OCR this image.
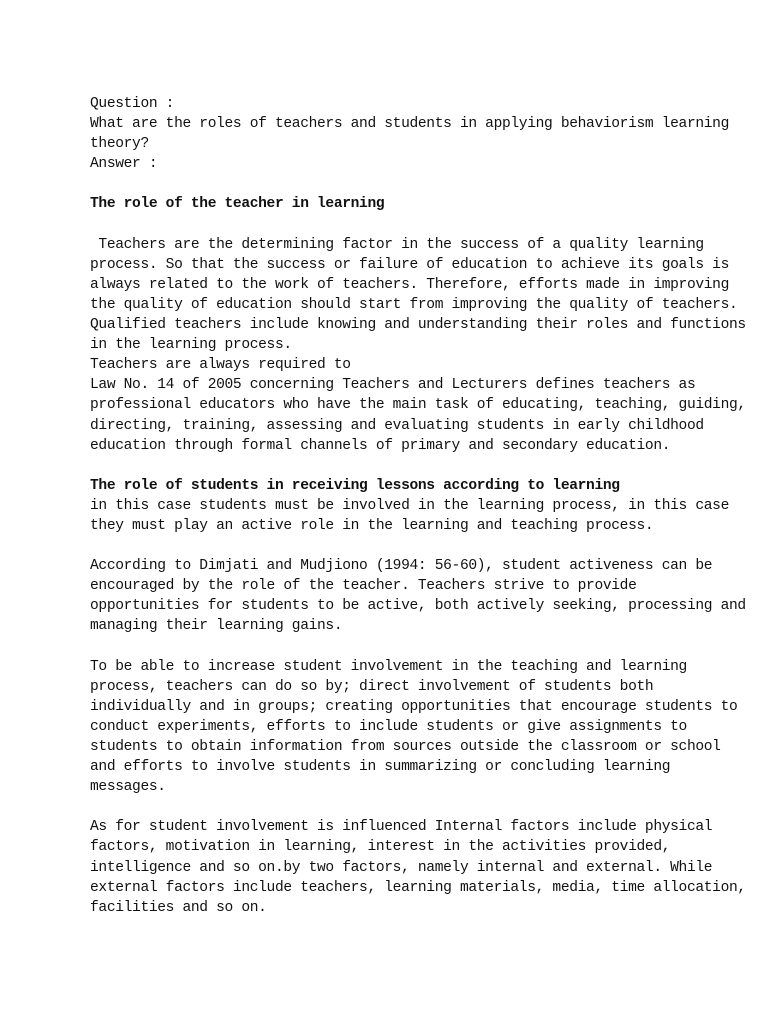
Question :
What are the roles of teachers and students in applying behaviorism learning
theory?
Answer :
The role of the teacher in learning
Teachers are the determining factor in the success of a quality learning
process. So that the success or failure of education to achieve its goals is
always related to the work of teachers. Therefore, efforts made in improving
the quality of education should start from improving the quality of teachers.
Qualified teachers include knowing and understanding their roles and functions
in the learning process.
Teachers are always required to
Law No. 14 of 2005 concerning Teachers and Lecturers defines teachers as
professional educators who have the main task of educating, teaching, guiding,
directing, training, assessing and evaluating students in early childhood
education through formal channels of primary and secondary education.
The role of students in receiving lessons according to learning
in this case students must be involved in the learning process, in this case
they must play an active role in the learning and teaching process.
According to Dimjati and Mudjiono (1994: 56-60), student activeness can be
encouraged by the role of the teacher. Teachers strive to provide
opportunities for students to be active, both actively seeking, processing and
managing their learning gains.
To be able to increase student involvement in the teaching and learning
process, teachers can do so by; direct involvement of students both
individually and in groups; creating opportunities that encourage students to
conduct experiments, efforts to include students or give assignments to
students to obtain information from sources outside the classroom or school
and efforts to involve students in summarizing or concluding learning
messages.
As for student involvement is influenced Internal factors include physical
factors, motivation in learning, interest in the activities provided,
intelligence and so on.by two factors, namely internal and external. While
external factors include teachers, learning materials, media, time allocation,
facilities and so on.
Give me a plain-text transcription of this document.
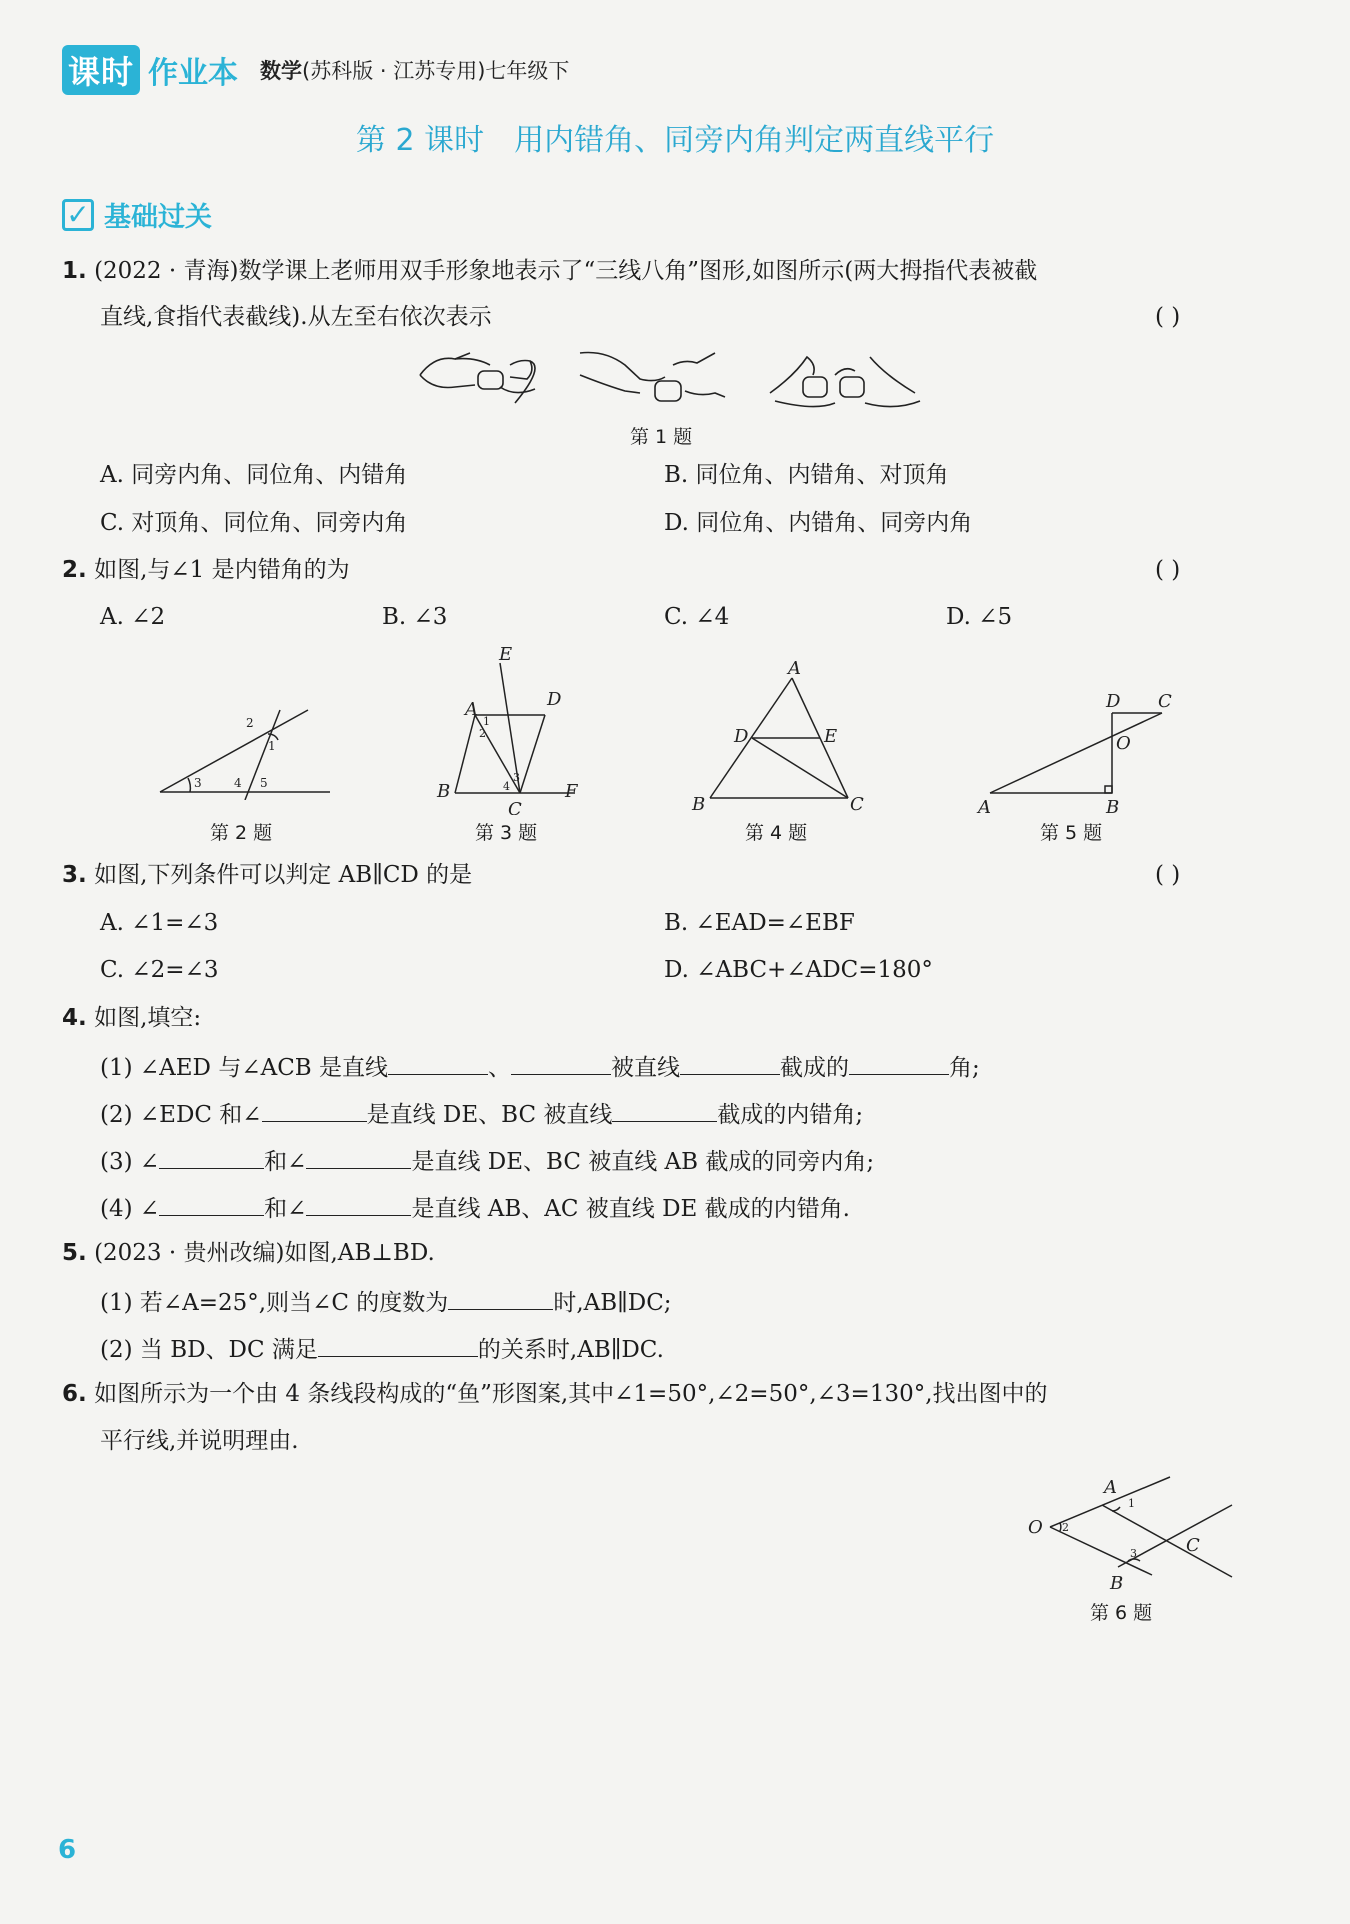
课时 作业本 数学(苏科版 · 江苏专用)七年级下
第 2 课时 用内错角、同旁内角判定两直线平行
✓ 基础过关
1. (2022 · 青海)数学课上老师用双手形象地表示了“三线八角”图形,如图所示(两大拇指代表被截
直线,食指代表截线).从左至右依次表示	( )
第 1 题
A. 同旁内角、同位角、内错角	B. 同位角、内错角、对顶角
C. 对顶角、同位角、同旁内角	D. 同位角、内错角、同旁内角
2. 如图,与∠1 是内错角的为	( )
A. ∠2	B. ∠3	C. ∠4	D. ∠5
2
1
3	4 5
第 2 题
E
D
A
B
C
F
1
2
3
4
第 3 题
A
D	E
B	C
第 4 题
D C
O
A	B
第 5 题
3. 如图,下列条件可以判定 AB∥CD 的是	( )
A. ∠1=∠3	B. ∠EAD=∠EBF
C. ∠2=∠3	D. ∠ABC+∠ADC=180°
4. 如图,填空:
(1) ∠AED 与∠ACB 是直线	、	被直线	截成的	角;
(2) ∠EDC 和∠	是直线 DE、BC 被直线	截成的内错角;
(3) ∠	和∠	是直线 DE、BC 被直线 AB 截成的同旁内角;
(4) ∠	和∠	是直线 AB、AC 被直线 DE 截成的内错角.
5. (2023 · 贵州改编)如图,AB⊥BD.
(1) 若∠A=25°,则当∠C 的度数为	时,AB∥DC;
(2) 当 BD、DC 满足	的关系时,AB∥DC.
6. 如图所示为一个由 4 条线段构成的“鱼”形图案,其中∠1=50°,∠2=50°,∠3=130°,找出图中的
平行线,并说明理由.
A
O
C
B
1
2
3
第 6 题
6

Objective — Reproduce the listing exactly. Leave its pictures out.

Answer to this problem —
OCR this image.
Question :
What are the roles of teachers and students in applying behaviorism learning
theory?
Answer :
The role of the teacher in learning
Teachers are the determining factor in the success of a quality learning
process. So that the success or failure of education to achieve its goals is
always related to the work of teachers. Therefore, efforts made in improving
the quality of education should start from improving the quality of teachers.
Qualified teachers include knowing and understanding their roles and functions
in the learning process.
Teachers are always required to
Law No. 14 of 2005 concerning Teachers and Lecturers defines teachers as
professional educators who have the main task of educating, teaching, guiding,
directing, training, assessing and evaluating students in early childhood
education through formal channels of primary and secondary education.
The role of students in receiving lessons according to learning
in this case students must be involved in the learning process, in this case
they must play an active role in the learning and teaching process.
According to Dimjati and Mudjiono (1994: 56-60), student activeness can be
encouraged by the role of the teacher. Teachers strive to provide
opportunities for students to be active, both actively seeking, processing and
managing their learning gains.
To be able to increase student involvement in the teaching and learning
process, teachers can do so by; direct involvement of students both
individually and in groups; creating opportunities that encourage students to
conduct experiments, efforts to include students or give assignments to
students to obtain information from sources outside the classroom or school
and efforts to involve students in summarizing or concluding learning
messages.
As for student involvement is influenced Internal factors include physical
factors, motivation in learning, interest in the activities provided,
intelligence and so on.by two factors, namely internal and external. While
external factors include teachers, learning materials, media, time allocation,
facilities and so on.
Give me a plain-text transcription of this document.
课时 作业本 数学(苏科版 · 江苏专用)七年级下
第 2 课时 用内错角、同旁内角判定两直线平行
✓ 基础过关
1. (2022 · 青海)数学课上老师用双手形象地表示了“三线八角”图形,如图所示(两大拇指代表被截
直线,食指代表截线).从左至右依次表示	( )
第 1 题
A. 同旁内角、同位角、内错角	B. 同位角、内错角、对顶角
C. 对顶角、同位角、同旁内角	D. 同位角、内错角、同旁内角
2. 如图,与∠1 是内错角的为	( )
A. ∠2	B. ∠3	C. ∠4	D. ∠5
2
1
3	4 5
第 2 题
E
D
A
B
C
F
1
2
3
4
第 3 题
A
D	E
B	C
第 4 题
D C
O
A	B
第 5 题
3. 如图,下列条件可以判定 AB∥CD 的是	( )
A. ∠1=∠3	B. ∠EAD=∠EBF
C. ∠2=∠3	D. ∠ABC+∠ADC=180°
4. 如图,填空:
(1) ∠AED 与∠ACB 是直线	、	被直线	截成的	角;
(2) ∠EDC 和∠	是直线 DE、BC 被直线	截成的内错角;
(3) ∠	和∠	是直线 DE、BC 被直线 AB 截成的同旁内角;
(4) ∠	和∠	是直线 AB、AC 被直线 DE 截成的内错角.
5. (2023 · 贵州改编)如图,AB⊥BD.
(1) 若∠A=25°,则当∠C 的度数为	时,AB∥DC;
(2) 当 BD、DC 满足	的关系时,AB∥DC.
6. 如图所示为一个由 4 条线段构成的“鱼”形图案,其中∠1=50°,∠2=50°,∠3=130°,找出图中的
平行线,并说明理由.
A
O
C
B
1
2
3
第 6 题
6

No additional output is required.